(Task instructions) Output all of the records exactly as written.

━━━━━━━━━━━━━━━━━━━━

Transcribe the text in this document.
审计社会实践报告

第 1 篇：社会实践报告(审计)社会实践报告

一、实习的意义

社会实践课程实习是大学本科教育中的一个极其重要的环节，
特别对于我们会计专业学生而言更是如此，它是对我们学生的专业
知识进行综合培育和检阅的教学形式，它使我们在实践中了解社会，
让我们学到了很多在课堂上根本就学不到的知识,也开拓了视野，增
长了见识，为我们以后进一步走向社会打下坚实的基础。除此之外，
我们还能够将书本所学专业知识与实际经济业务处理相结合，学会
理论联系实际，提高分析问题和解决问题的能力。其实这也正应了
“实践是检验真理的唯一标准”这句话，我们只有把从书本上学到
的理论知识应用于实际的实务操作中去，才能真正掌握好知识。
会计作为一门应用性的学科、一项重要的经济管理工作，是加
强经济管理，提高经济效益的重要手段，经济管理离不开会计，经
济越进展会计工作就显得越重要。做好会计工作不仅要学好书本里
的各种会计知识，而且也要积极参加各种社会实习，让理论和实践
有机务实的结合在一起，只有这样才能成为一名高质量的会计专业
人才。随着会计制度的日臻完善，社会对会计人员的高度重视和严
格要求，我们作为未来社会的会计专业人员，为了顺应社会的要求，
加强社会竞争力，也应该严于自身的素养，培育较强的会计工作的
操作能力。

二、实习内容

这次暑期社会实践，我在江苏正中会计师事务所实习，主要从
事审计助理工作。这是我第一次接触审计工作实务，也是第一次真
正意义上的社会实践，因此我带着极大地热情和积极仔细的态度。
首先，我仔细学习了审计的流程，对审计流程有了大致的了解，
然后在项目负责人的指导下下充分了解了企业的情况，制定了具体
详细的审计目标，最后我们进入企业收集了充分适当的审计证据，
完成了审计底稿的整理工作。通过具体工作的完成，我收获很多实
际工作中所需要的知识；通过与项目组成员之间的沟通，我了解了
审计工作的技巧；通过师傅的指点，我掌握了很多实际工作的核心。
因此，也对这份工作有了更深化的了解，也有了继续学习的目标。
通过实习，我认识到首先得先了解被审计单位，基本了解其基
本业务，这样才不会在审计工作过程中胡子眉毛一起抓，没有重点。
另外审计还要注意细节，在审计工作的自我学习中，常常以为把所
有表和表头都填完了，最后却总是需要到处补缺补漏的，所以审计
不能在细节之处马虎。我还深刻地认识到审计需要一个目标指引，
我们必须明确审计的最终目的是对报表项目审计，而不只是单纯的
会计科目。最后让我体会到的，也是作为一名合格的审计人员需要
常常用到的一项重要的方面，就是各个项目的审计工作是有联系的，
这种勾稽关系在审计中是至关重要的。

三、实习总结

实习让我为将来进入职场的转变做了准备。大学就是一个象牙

━━━━━━━━━━━━━━━━━━━━

(Result of the exercise)
Transcribe the text in this document.
审计社会实践报告

第 1 篇：社会实践报告(审计)社会实践报告

一、实习的意义

社会实践课程实习是大学本科教育中的一个极其重要的环节，
特别对于我们会计专业学生而言更是如此，它是对我们学生的专业
知识进行综合培育和检阅的教学形式，它使我们在实践中了解社会，
让我们学到了很多在课堂上根本就学不到的知识,也开拓了视野，增
长了见识，为我们以后进一步走向社会打下坚实的基础。除此之外，
我们还能够将书本所学专业知识与实际经济业务处理相结合，学会
理论联系实际，提高分析问题和解决问题的能力。其实这也正应了
“实践是检验真理的唯一标准”这句话，我们只有把从书本上学到
的理论知识应用于实际的实务操作中去，才能真正掌握好知识。
会计作为一门应用性的学科、一项重要的经济管理工作，是加
强经济管理，提高经济效益的重要手段，经济管理离不开会计，经
济越进展会计工作就显得越重要。做好会计工作不仅要学好书本里
的各种会计知识，而且也要积极参加各种社会实习，让理论和实践
有机务实的结合在一起，只有这样才能成为一名高质量的会计专业
人才。随着会计制度的日臻完善，社会对会计人员的高度重视和严
格要求，我们作为未来社会的会计专业人员，为了顺应社会的要求，
加强社会竞争力，也应该严于自身的素养，培育较强的会计工作的
操作能力。

二、实习内容

这次暑期社会实践，我在江苏正中会计师事务所实习，主要从
事审计助理工作。这是我第一次接触审计工作实务，也是第一次真
正意义上的社会实践，因此我带着极大地热情和积极仔细的态度。
首先，我仔细学习了审计的流程，对审计流程有了大致的了解，
然后在项目负责人的指导下下充分了解了企业的情况，制定了具体
详细的审计目标，最后我们进入企业收集了充分适当的审计证据，
完成了审计底稿的整理工作。通过具体工作的完成，我收获很多实
际工作中所需要的知识；通过与项目组成员之间的沟通，我了解了
审计工作的技巧；通过师傅的指点，我掌握了很多实际工作的核心。
因此，也对这份工作有了更深化的了解，也有了继续学习的目标。
通过实习，我认识到首先得先了解被审计单位，基本了解其基
本业务，这样才不会在审计工作过程中胡子眉毛一起抓，没有重点。
另外审计还要注意细节，在审计工作的自我学习中，常常以为把所
有表和表头都填完了，最后却总是需要到处补缺补漏的，所以审计
不能在细节之处马虎。我还深刻地认识到审计需要一个目标指引，
我们必须明确审计的最终目的是对报表项目审计，而不只是单纯的
会计科目。最后让我体会到的，也是作为一名合格的审计人员需要
常常用到的一项重要的方面，就是各个项目的审计工作是有联系的，
这种勾稽关系在审计中是至关重要的。

三、实习总结

实习让我为将来进入职场的转变做了准备。大学就是一个象牙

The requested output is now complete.